Objetivo indicado A. Para cada afirmação sobre o excerto acerca do próximo ano letivo, responda sim ou não e cite as palavras do excerto que decidem a resposta: (i) o diploma referido foi publicado em Diário da República; (ii) os números oficiais serão conhecidos em junho; (iii) o despacho define a organização do próximo ano letivo.

O ano lectivo acaba de terminar e o próximo já se começa a desenhar.
Contudo, as perspectivas não são as melhores. As medidas que o actual governo
tem tomado fazem com que a grande nuvem negra, que há muito tempo paira sobre as
escolas, se vá adensando. Um diploma recentemente publicado em Diário da
República (Despacho Normativo n.º 13-A/2012, de 5 de Junho), que define a
organização do próximo ano lectivo, levanta as maiores dúvidas e preocupações
quanto ao futuro da educação. Sob a forma de um presente envenenado oferecido
às escolas, o Ministro da Educação, Nuno Crato, juntamente com a sua equipa,
urdiu um plano que terá como resultado mais imediato, o despedimento de
milhares de professores. Os números oficiais serão conhecidos em Setembro.

Extrato de dados.
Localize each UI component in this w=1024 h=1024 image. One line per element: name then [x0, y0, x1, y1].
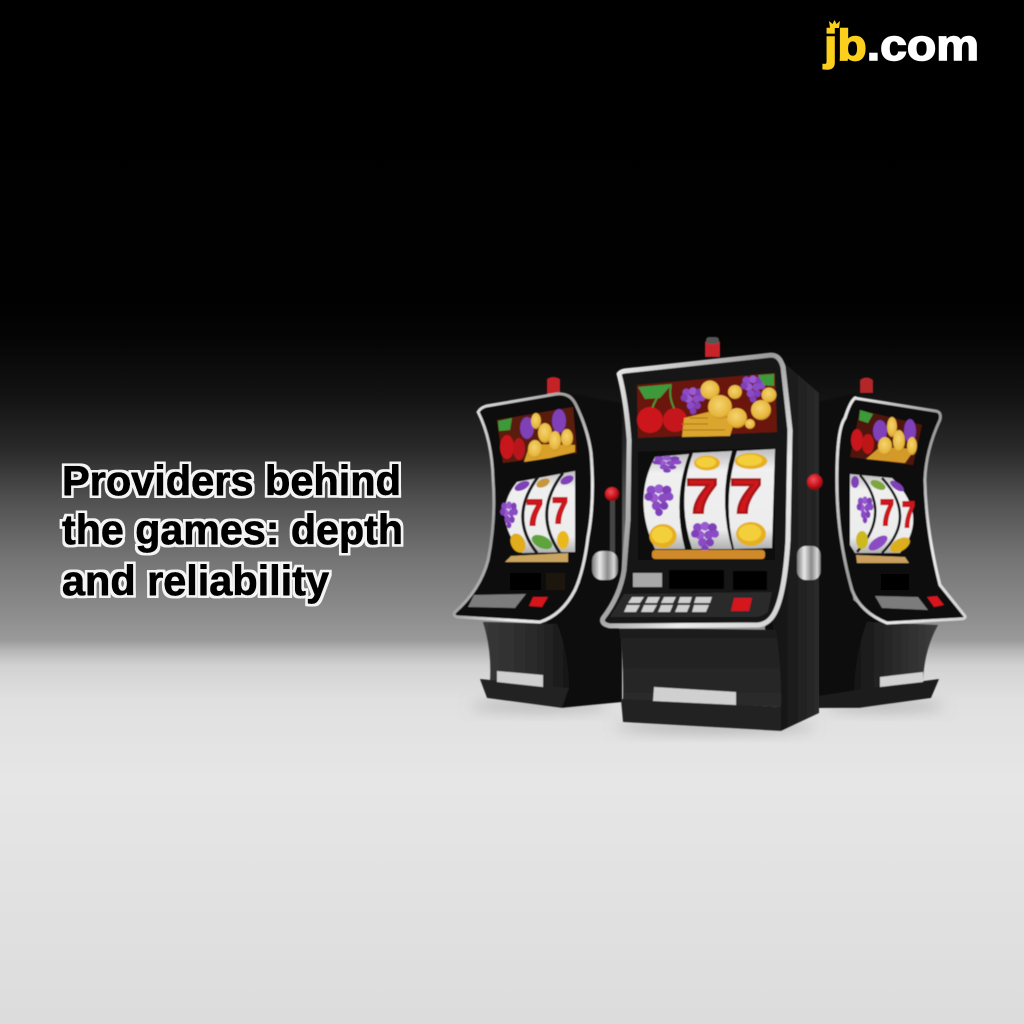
display and slot — [881, 574, 909, 590]
reels: 7 — [526, 492, 543, 533]
reel window — [500, 472, 575, 563]
cabinet side — [818, 393, 887, 708]
artwork fruit and coins — [498, 409, 575, 462]
tray — [621, 699, 781, 731]
tray — [819, 679, 939, 708]
keypad — [875, 596, 928, 610]
deck — [610, 592, 772, 617]
slot machine: centre — [602, 337, 823, 732]
lever — [797, 474, 823, 580]
reels — [644, 449, 775, 552]
cabinet side — [540, 393, 622, 708]
top light — [860, 378, 873, 393]
vent — [633, 573, 662, 587]
reels: 7 — [880, 492, 894, 533]
paytable strip — [505, 553, 568, 562]
slot machine: left — [454, 377, 622, 711]
reel 2 — [684, 451, 732, 549]
logo text: jb.com — [823, 21, 979, 70]
chrome bezel — [602, 355, 790, 626]
title: Providers behind — [62, 457, 401, 504]
artwork screen — [850, 410, 922, 465]
artwork fruit and coins — [637, 374, 776, 437]
reels — [850, 474, 915, 556]
red button — [731, 598, 752, 611]
artwork screen — [637, 373, 777, 438]
keypad — [624, 597, 712, 612]
reels: 7 — [902, 494, 915, 535]
floor shadow — [470, 701, 610, 711]
top light cap — [706, 337, 719, 344]
lever — [592, 487, 619, 580]
chrome bezel — [454, 394, 592, 622]
paytable strip — [856, 555, 909, 563]
floor shadow — [825, 701, 945, 711]
tray — [480, 679, 569, 708]
display — [669, 570, 724, 589]
reel window — [850, 472, 918, 563]
top light — [547, 377, 560, 394]
slot machine: right — [818, 378, 965, 711]
paytable strip — [652, 550, 765, 559]
artwork fruit and coins — [851, 410, 917, 463]
reel 1 — [644, 454, 689, 549]
reels: 7 — [686, 471, 718, 524]
reels: 7 — [730, 471, 762, 524]
keypad — [468, 594, 526, 608]
payout plate — [653, 687, 736, 705]
symbols — [652, 456, 682, 473]
lower cabinet — [483, 622, 569, 690]
logo: jb.com — [823, 20, 979, 70]
payout plate — [497, 671, 543, 687]
red button — [927, 596, 944, 607]
payout plate — [880, 672, 923, 687]
ticket slot — [733, 571, 767, 590]
red button — [529, 597, 548, 607]
icon: crown — [829, 20, 840, 28]
display and slot — [510, 573, 541, 590]
artwork screen — [497, 407, 577, 463]
title — [62, 457, 403, 604]
reels — [500, 471, 575, 555]
reel 3 — [729, 449, 775, 549]
cabinet side — [765, 353, 819, 731]
title: and reliability — [62, 557, 330, 604]
chrome bezel — [837, 398, 965, 623]
lower cabinet — [854, 622, 938, 692]
lower cabinet — [619, 628, 781, 707]
floor shadow — [615, 722, 815, 732]
title: the games: depth — [62, 506, 403, 553]
reel window — [638, 448, 775, 560]
top light — [705, 338, 720, 357]
reels: 7 — [552, 490, 568, 531]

Objetivo indicado B. Devolva, sem alterações, as linhas da listagem a partir da que contém "display and slot — [881, 574, 909, 590]" e até à que contém "keypad — [624, 597, 712, 612]", incluindo ambas.

Resolução detalhada A.
(i) Sim: «Um diploma recentemente publicado em Diário da República».
(ii) Não: «Os números oficiais serão conhecidos em Setembro.»
(iii) Sim: «que define a organização do próximo ano lectivo».

Resolução detalhada B.
display and slot — [881, 574, 909, 590]
reels: 7 — [526, 492, 543, 533]
reel window — [500, 472, 575, 563]
cabinet side — [818, 393, 887, 708]
artwork fruit and coins — [498, 409, 575, 462]
tray — [621, 699, 781, 731]
tray — [819, 679, 939, 708]
keypad — [875, 596, 928, 610]
deck — [610, 592, 772, 617]
slot machine: centre — [602, 337, 823, 732]
lever — [797, 474, 823, 580]
reels — [644, 449, 775, 552]
cabinet side — [540, 393, 622, 708]
top light — [860, 378, 873, 393]
vent — [633, 573, 662, 587]
reels: 7 — [880, 492, 894, 533]
paytable strip — [505, 553, 568, 562]
slot machine: left — [454, 377, 622, 711]
reel 2 — [684, 451, 732, 549]
logo text: jb.com — [823, 21, 979, 70]
chrome bezel — [602, 355, 790, 626]
title: Providers behind — [62, 457, 401, 504]
artwork screen — [850, 410, 922, 465]
artwork fruit and coins — [637, 374, 776, 437]
reels — [850, 474, 915, 556]
red button — [731, 598, 752, 611]
artwork screen — [637, 373, 777, 438]
keypad — [624, 597, 712, 612]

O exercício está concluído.